● Records excerpted from a collection:
··········

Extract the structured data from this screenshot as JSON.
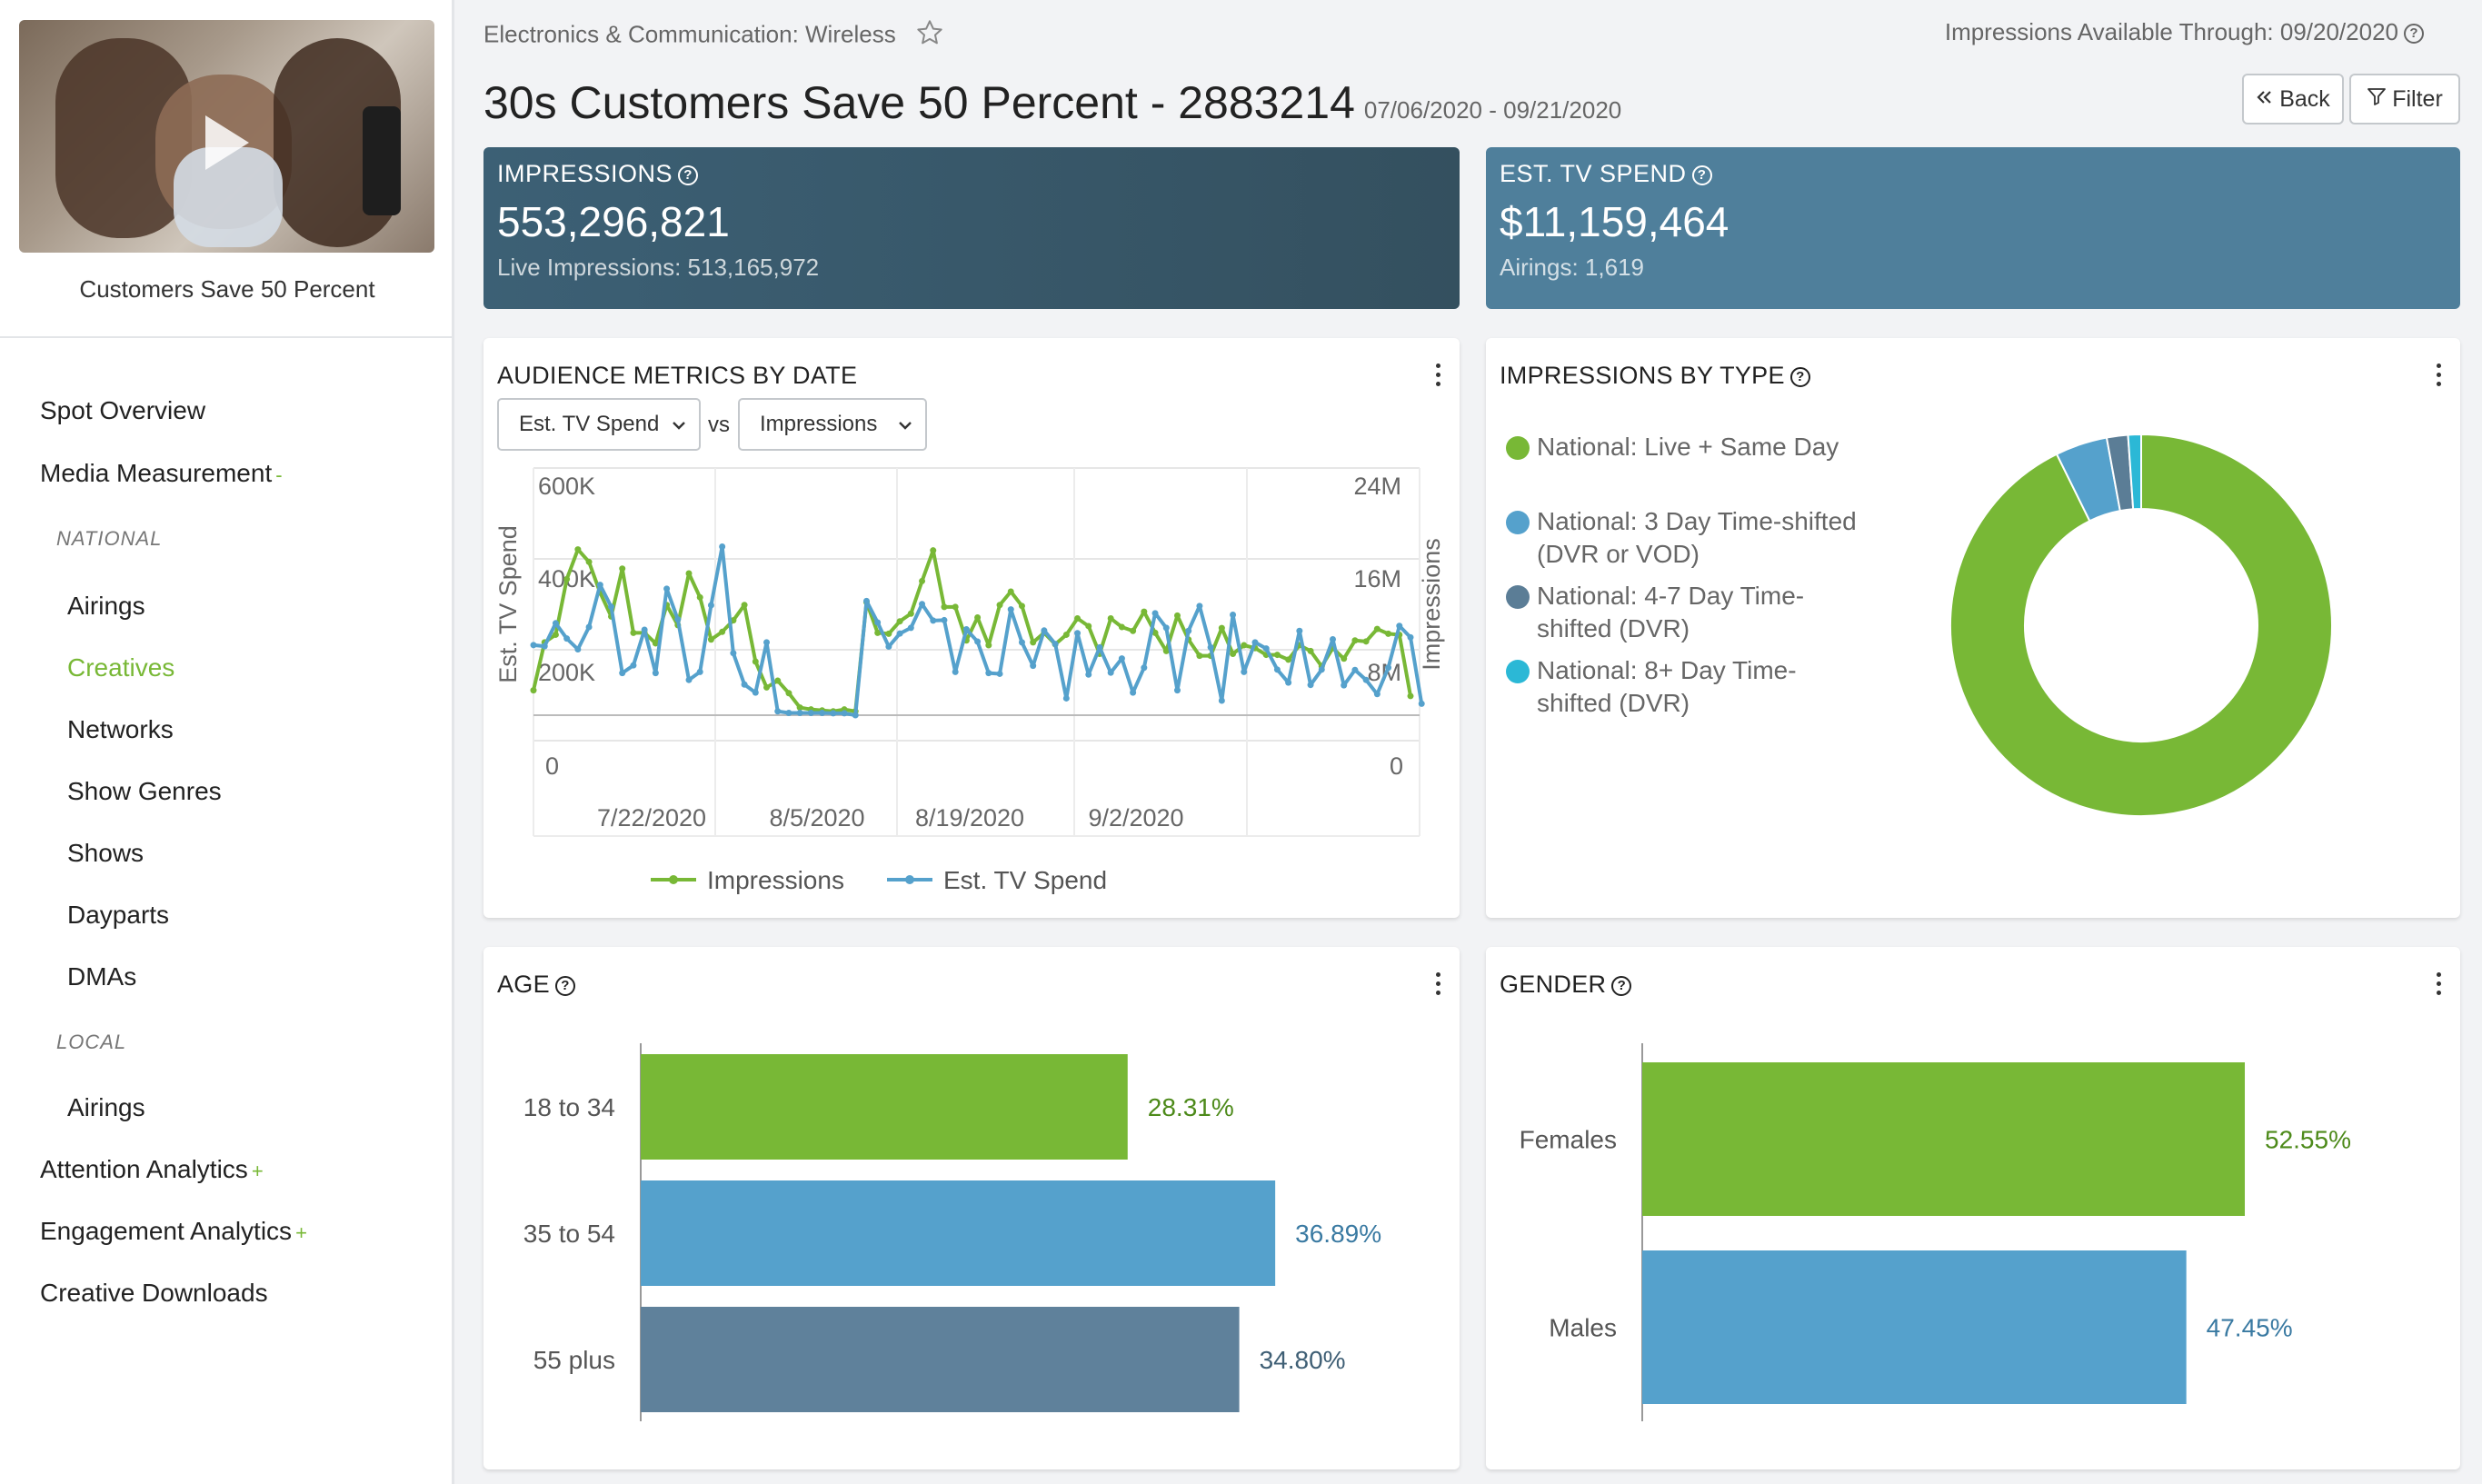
{
  "sidebar": {
    "creative_caption": "Customers Save 50 Percent",
    "items": [
      {
        "label": "Spot Overview"
      },
      {
        "label": "Media Measurement",
        "sign": "-"
      },
      {
        "label": "NATIONAL"
      },
      {
        "label": "Airings"
      },
      {
        "label": "Creatives"
      },
      {
        "label": "Networks"
      },
      {
        "label": "Show Genres"
      },
      {
        "label": "Shows"
      },
      {
        "label": "Dayparts"
      },
      {
        "label": "DMAs"
      },
      {
        "label": "LOCAL"
      },
      {
        "label": "Airings"
      },
      {
        "label": "Attention Analytics",
        "sign": "+"
      },
      {
        "label": "Engagement Analytics",
        "sign": "+"
      },
      {
        "label": "Creative Downloads"
      }
    ]
  },
  "header": {
    "breadcrumb": "Electronics & Communication: Wireless",
    "availability": "Impressions Available Through: 09/20/2020",
    "title": "30s Customers Save 50 Percent - 2883214",
    "date_range": "07/06/2020 - 09/21/2020",
    "back_label": "Back",
    "filter_label": "Filter"
  },
  "kpis": {
    "impressions": {
      "label": "IMPRESSIONS",
      "value": "553,296,821",
      "sub": "Live Impressions: 513,165,972"
    },
    "spend": {
      "label": "EST. TV SPEND",
      "value": "$11,159,464",
      "sub": "Airings: 1,619"
    }
  },
  "metrics_panel": {
    "title": "AUDIENCE METRICS BY DATE",
    "select_a": "Est. TV Spend",
    "vs": "vs",
    "select_b": "Impressions"
  },
  "type_panel": {
    "title": "IMPRESSIONS BY TYPE",
    "legend": [
      {
        "label": "National: Live + Same Day",
        "color": "#78b836"
      },
      {
        "label": "National: 3 Day Time-shifted (DVR or VOD)",
        "color": "#55a1cc"
      },
      {
        "label": "National: 4-7 Day Time-shifted (DVR)",
        "color": "#5b7d96"
      },
      {
        "label": "National: 8+ Day Time-shifted (DVR)",
        "color": "#2bb8d6"
      }
    ]
  },
  "age_panel": {
    "title": "AGE"
  },
  "gender_panel": {
    "title": "GENDER"
  },
  "colors": {
    "green": "#78b836",
    "blue": "#55a1cc",
    "slate": "#5f819b",
    "cyan": "#2bb8d6"
  },
  "chart_data": [
    {
      "type": "line",
      "title": "AUDIENCE METRICS BY DATE",
      "ylabel": "Est. TV Spend",
      "y2label": "Impressions",
      "y_ticks": [
        "600K",
        "400K",
        "200K",
        "0"
      ],
      "y2_ticks": [
        "24M",
        "16M",
        "8M",
        "0"
      ],
      "ylim": [
        0,
        600000
      ],
      "y2lim": [
        0,
        24000000
      ],
      "x_ticks": [
        "7/22/2020",
        "8/5/2020",
        "8/19/2020",
        "9/2/2020"
      ],
      "x_range": [
        "7/6/2020",
        "9/21/2020"
      ],
      "legend": [
        "Impressions",
        "Est. TV Spend"
      ],
      "series": [
        {
          "name": "Impressions",
          "color": "#78b836",
          "axis": "right",
          "values": [
            2.6,
            7.6,
            8.4,
            14.2,
            17.3,
            16.0,
            12.8,
            10.3,
            15.3,
            8.6,
            8.6,
            7.5,
            11.5,
            9.4,
            14.8,
            12.3,
            7.9,
            8.7,
            9.9,
            11.5,
            5.6,
            2.9,
            3.6,
            2.3,
            0.8,
            0.6,
            0.5,
            0.4,
            0.6,
            0.4,
            11.8,
            8.6,
            8.5,
            9.8,
            10.6,
            14.0,
            17.2,
            11.3,
            11.3,
            7.8,
            10.2,
            7.3,
            11.5,
            12.9,
            11.4,
            7.6,
            8.6,
            7.4,
            8.4,
            10.1,
            9.3,
            6.4,
            10.1,
            9.2,
            8.8,
            10.8,
            8.6,
            6.7,
            10.4,
            7.9,
            6.2,
            6.2,
            9.1,
            6.4,
            7.3,
            7.0,
            6.3,
            6.3,
            5.8,
            7.3,
            6.7,
            5.1,
            7.0,
            5.9,
            7.8,
            7.7,
            9.0,
            8.5,
            8.4,
            2.0
          ]
        },
        {
          "name": "Est. TV Spend",
          "color": "#55a1cc",
          "axis": "left",
          "values": [
            183000,
            180000,
            240000,
            200000,
            172000,
            230000,
            340000,
            283000,
            110000,
            130000,
            223000,
            110000,
            330000,
            250000,
            92000,
            113000,
            287000,
            440000,
            162000,
            80000,
            59000,
            190000,
            10000,
            6000,
            6000,
            6000,
            6000,
            5000,
            5000,
            0,
            298000,
            242000,
            179000,
            213000,
            228000,
            290000,
            247000,
            248000,
            113000,
            224000,
            192000,
            110000,
            108000,
            276000,
            190000,
            129000,
            221000,
            186000,
            44000,
            214000,
            106000,
            177000,
            111000,
            148000,
            59000,
            124000,
            266000,
            228000,
            65000,
            220000,
            285000,
            177000,
            38000,
            262000,
            113000,
            190000,
            174000,
            119000,
            85000,
            220000,
            79000,
            119000,
            198000,
            78000,
            118000,
            92000,
            55000,
            124000,
            233000,
            203000,
            30000
          ]
        }
      ]
    },
    {
      "type": "pie",
      "title": "IMPRESSIONS BY TYPE",
      "categories": [
        "National: Live + Same Day",
        "National: 3 Day Time-shifted (DVR or VOD)",
        "National: 4-7 Day Time-shifted (DVR)",
        "National: 8+ Day Time-shifted (DVR)"
      ],
      "values": [
        92.7,
        4.4,
        1.8,
        1.1
      ]
    },
    {
      "type": "bar",
      "title": "AGE",
      "orientation": "horizontal",
      "categories": [
        "18 to 34",
        "35 to 54",
        "55 plus"
      ],
      "values": [
        28.31,
        36.89,
        34.8
      ],
      "labels": [
        "28.31%",
        "36.89%",
        "34.80%"
      ],
      "colors": [
        "#78b836",
        "#55a1cc",
        "#5f819b"
      ],
      "xlim": [
        0,
        40
      ]
    },
    {
      "type": "bar",
      "title": "GENDER",
      "orientation": "horizontal",
      "categories": [
        "Females",
        "Males"
      ],
      "values": [
        52.55,
        47.45
      ],
      "labels": [
        "52.55%",
        "47.45%"
      ],
      "colors": [
        "#78b836",
        "#55a1cc"
      ],
      "xlim": [
        0,
        60
      ]
    }
  ]
}
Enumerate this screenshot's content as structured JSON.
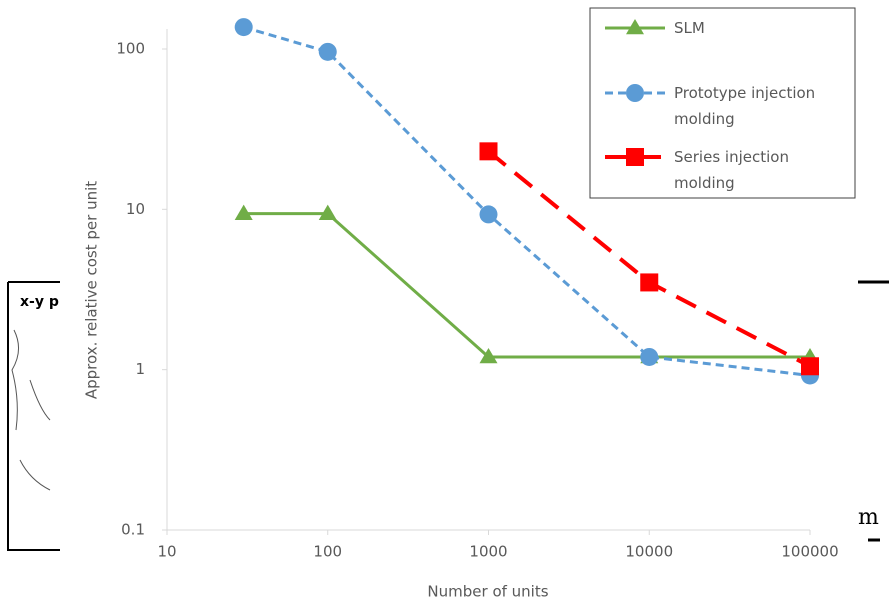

··········

● Short problem: Identify the lines in the entries above that contain "shifted", then copy them out.

● Finished task:
        "label": "National: 3 Day Time-shifted (DVR or VOD)",
        "label": "National: 4-7 Day Time-shifted (DVR)",
        "label": "National: 8+ Day Time-shifted (DVR)",
        "National: 3 Day Time-shifted (DVR or VOD)",
        "National: 4-7 Day Time-shifted (DVR)",
        "National: 8+ Day Time-shifted (DVR)"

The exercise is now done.